Collect from the data below each line with "территории".
**** INPUT ****
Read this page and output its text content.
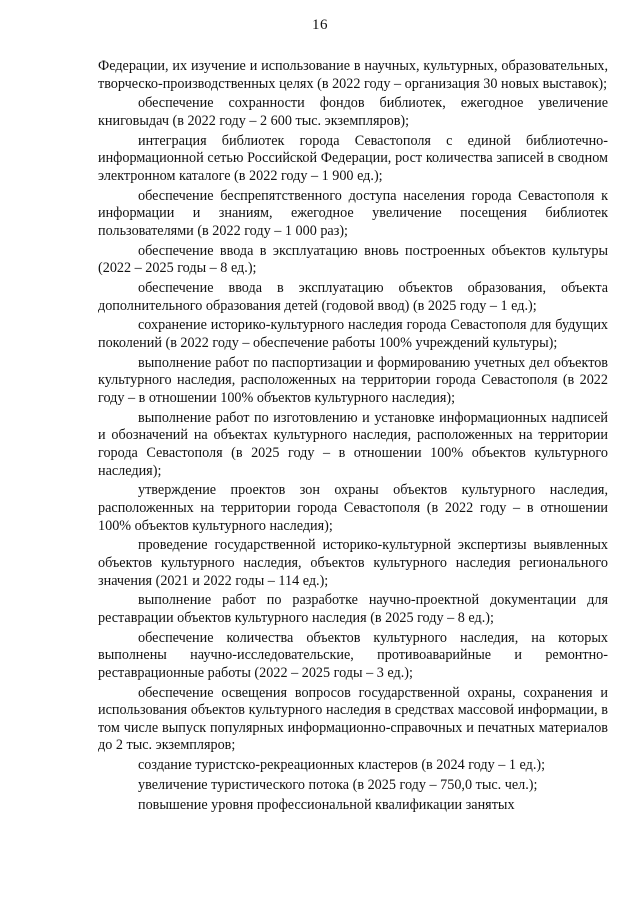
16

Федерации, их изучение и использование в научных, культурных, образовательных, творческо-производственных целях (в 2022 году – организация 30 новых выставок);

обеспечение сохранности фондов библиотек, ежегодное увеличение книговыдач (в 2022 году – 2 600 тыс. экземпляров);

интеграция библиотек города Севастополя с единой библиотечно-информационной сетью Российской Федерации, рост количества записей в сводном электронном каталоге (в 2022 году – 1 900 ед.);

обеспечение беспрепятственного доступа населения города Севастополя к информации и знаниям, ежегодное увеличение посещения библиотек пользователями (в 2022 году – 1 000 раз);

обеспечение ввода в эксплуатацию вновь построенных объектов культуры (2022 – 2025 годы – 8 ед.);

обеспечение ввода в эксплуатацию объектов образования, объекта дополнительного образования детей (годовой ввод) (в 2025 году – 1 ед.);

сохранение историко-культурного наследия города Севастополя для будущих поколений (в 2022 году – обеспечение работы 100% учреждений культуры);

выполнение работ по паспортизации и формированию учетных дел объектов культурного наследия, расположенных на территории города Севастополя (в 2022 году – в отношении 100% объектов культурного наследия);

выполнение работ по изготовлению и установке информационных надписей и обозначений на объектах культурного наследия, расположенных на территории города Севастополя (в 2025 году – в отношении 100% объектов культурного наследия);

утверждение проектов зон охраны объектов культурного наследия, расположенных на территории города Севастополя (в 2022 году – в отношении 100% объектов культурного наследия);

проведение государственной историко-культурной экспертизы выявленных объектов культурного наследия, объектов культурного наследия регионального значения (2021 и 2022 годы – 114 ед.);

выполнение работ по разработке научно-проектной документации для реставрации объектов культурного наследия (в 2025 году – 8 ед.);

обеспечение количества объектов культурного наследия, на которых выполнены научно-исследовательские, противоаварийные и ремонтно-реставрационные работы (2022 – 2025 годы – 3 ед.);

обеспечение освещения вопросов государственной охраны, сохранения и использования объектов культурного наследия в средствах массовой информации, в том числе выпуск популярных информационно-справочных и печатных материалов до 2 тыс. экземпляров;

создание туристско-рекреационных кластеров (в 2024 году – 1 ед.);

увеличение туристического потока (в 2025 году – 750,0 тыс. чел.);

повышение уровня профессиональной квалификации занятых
****
**** INPUT ****
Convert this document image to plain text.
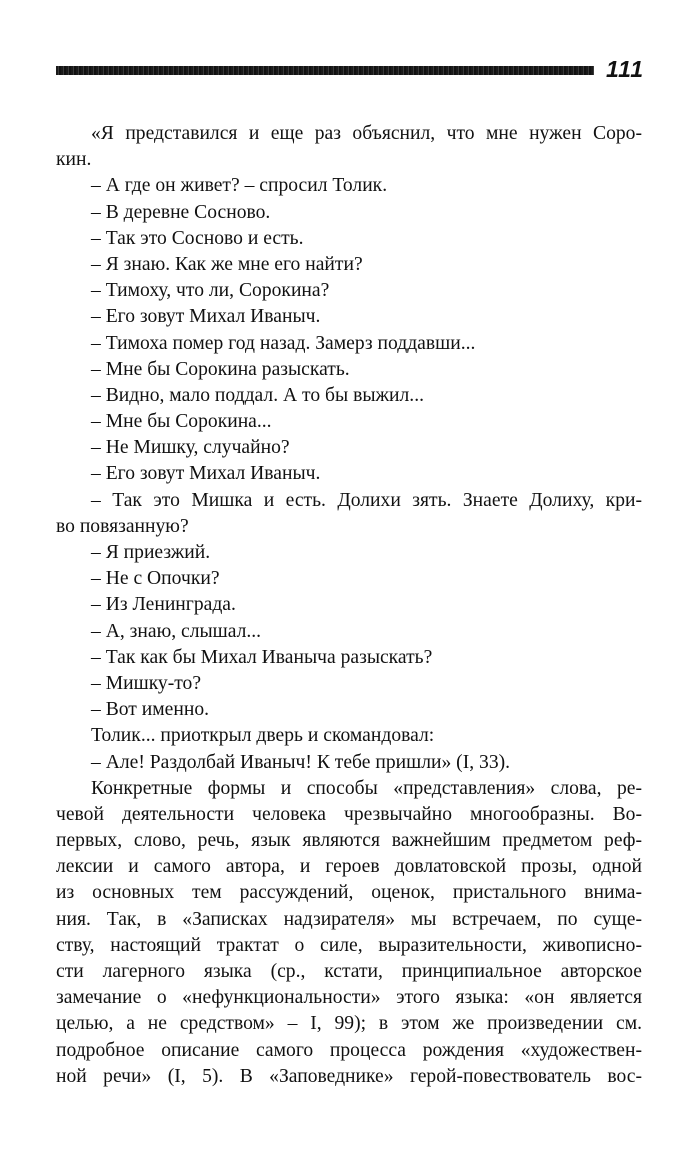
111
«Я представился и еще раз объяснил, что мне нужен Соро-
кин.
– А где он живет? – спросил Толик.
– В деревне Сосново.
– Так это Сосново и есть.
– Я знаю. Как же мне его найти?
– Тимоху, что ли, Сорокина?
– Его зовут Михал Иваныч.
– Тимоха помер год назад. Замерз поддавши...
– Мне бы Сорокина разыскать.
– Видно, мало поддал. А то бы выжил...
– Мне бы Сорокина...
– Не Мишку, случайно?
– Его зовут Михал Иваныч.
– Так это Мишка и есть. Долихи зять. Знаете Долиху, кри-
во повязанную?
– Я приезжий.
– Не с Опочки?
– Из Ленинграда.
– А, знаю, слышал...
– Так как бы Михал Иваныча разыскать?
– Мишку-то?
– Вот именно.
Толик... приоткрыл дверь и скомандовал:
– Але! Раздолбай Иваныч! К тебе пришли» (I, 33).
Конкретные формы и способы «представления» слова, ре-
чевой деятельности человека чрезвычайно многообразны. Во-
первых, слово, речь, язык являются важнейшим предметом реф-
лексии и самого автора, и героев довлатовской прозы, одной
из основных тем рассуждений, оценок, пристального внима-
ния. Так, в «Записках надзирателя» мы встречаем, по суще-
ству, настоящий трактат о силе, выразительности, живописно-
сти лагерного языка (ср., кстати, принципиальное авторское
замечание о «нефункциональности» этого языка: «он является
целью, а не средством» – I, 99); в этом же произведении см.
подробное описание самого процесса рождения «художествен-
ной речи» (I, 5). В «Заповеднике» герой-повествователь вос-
****
**COMPLETED TASK**
выполнение работ по паспортизации и формированию учетных дел объектов культурного наследия, расположенных на территории города Севастополя (в 2022 году – в отношении 100% объектов культурного наследия);
выполнение работ по изготовлению и установке информационных надписей и обозначений на объектах культурного наследия, расположенных на территории города Севастополя (в 2025 году – в отношении 100% объектов культурного наследия);
утверждение проектов зон охраны объектов культурного наследия, расположенных на территории города Севастополя (в 2022 году – в отношении 100% объектов культурного наследия);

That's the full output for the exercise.